(Source records)
+ + +

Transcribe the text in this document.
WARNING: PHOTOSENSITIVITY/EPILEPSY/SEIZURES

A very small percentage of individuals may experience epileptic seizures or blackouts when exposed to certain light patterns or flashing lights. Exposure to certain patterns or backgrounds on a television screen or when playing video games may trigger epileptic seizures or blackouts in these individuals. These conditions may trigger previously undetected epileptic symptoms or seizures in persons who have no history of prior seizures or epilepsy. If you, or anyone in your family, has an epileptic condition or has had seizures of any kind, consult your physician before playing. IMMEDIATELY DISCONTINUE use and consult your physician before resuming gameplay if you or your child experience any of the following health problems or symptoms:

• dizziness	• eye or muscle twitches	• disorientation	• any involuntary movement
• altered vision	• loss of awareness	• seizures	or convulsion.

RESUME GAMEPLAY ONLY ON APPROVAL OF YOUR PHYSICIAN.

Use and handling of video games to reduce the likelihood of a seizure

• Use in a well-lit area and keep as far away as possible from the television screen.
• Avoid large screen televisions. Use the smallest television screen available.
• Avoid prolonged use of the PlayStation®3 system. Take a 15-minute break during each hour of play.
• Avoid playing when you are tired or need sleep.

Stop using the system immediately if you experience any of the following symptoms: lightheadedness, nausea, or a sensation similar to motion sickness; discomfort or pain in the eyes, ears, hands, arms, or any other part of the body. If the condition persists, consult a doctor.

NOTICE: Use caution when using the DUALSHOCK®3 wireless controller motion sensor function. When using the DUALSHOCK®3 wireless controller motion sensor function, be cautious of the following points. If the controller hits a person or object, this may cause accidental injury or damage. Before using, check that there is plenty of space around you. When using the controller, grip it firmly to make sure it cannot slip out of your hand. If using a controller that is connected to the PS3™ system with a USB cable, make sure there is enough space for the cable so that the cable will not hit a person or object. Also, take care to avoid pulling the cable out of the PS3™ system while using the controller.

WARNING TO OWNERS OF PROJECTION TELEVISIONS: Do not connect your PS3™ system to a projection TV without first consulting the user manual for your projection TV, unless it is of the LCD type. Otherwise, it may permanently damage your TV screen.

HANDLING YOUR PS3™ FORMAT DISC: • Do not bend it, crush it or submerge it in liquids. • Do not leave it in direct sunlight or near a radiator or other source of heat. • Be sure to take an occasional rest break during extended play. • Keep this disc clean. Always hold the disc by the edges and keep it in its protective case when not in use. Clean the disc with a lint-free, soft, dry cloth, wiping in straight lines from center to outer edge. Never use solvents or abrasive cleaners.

+ + +

Goal -> Transcribe each entry exactly.

Reply ->
Transcribe the text in this document.
WARNING: PHOTOSENSITIVITY/EPILEPSY/SEIZURES

A very small percentage of individuals may experience epileptic seizures or blackouts when exposed to certain light patterns or flashing lights. Exposure to certain patterns or backgrounds on a television screen or when playing video games may trigger epileptic seizures or blackouts in these individuals. These conditions may trigger previously undetected epileptic symptoms or seizures in persons who have no history of prior seizures or epilepsy. If you, or anyone in your family, has an epileptic condition or has had seizures of any kind, consult your physician before playing. IMMEDIATELY DISCONTINUE use and consult your physician before resuming gameplay if you or your child experience any of the following health problems or symptoms:

• dizziness	• eye or muscle twitches	• disorientation	• any involuntary movement
• altered vision	• loss of awareness	• seizures	or convulsion.

RESUME GAMEPLAY ONLY ON APPROVAL OF YOUR PHYSICIAN.

Use and handling of video games to reduce the likelihood of a seizure

• Use in a well-lit area and keep as far away as possible from the television screen.
• Avoid large screen televisions. Use the smallest television screen available.
• Avoid prolonged use of the PlayStation®3 system. Take a 15-minute break during each hour of play.
• Avoid playing when you are tired or need sleep.

Stop using the system immediately if you experience any of the following symptoms: lightheadedness, nausea, or a sensation similar to motion sickness; discomfort or pain in the eyes, ears, hands, arms, or any other part of the body. If the condition persists, consult a doctor.

NOTICE: Use caution when using the DUALSHOCK®3 wireless controller motion sensor function. When using the DUALSHOCK®3 wireless controller motion sensor function, be cautious of the following points. If the controller hits a person or object, this may cause accidental injury or damage. Before using, check that there is plenty of space around you. When using the controller, grip it firmly to make sure it cannot slip out of your hand. If using a controller that is connected to the PS3™ system with a USB cable, make sure there is enough space for the cable so that the cable will not hit a person or object. Also, take care to avoid pulling the cable out of the PS3™ system while using the controller.

WARNING TO OWNERS OF PROJECTION TELEVISIONS: Do not connect your PS3™ system to a projection TV without first consulting the user manual for your projection TV, unless it is of the LCD type. Otherwise, it may permanently damage your TV screen.

HANDLING YOUR PS3™ FORMAT DISC: • Do not bend it, crush it or submerge it in liquids. • Do not leave it in direct sunlight or near a radiator or other source of heat. • Be sure to take an occasional rest break during extended play. • Keep this disc clean. Always hold the disc by the edges and keep it in its protective case when not in use. Clean the disc with a lint-free, soft, dry cloth, wiping in straight lines from center to outer edge. Never use solvents or abrasive cleaners.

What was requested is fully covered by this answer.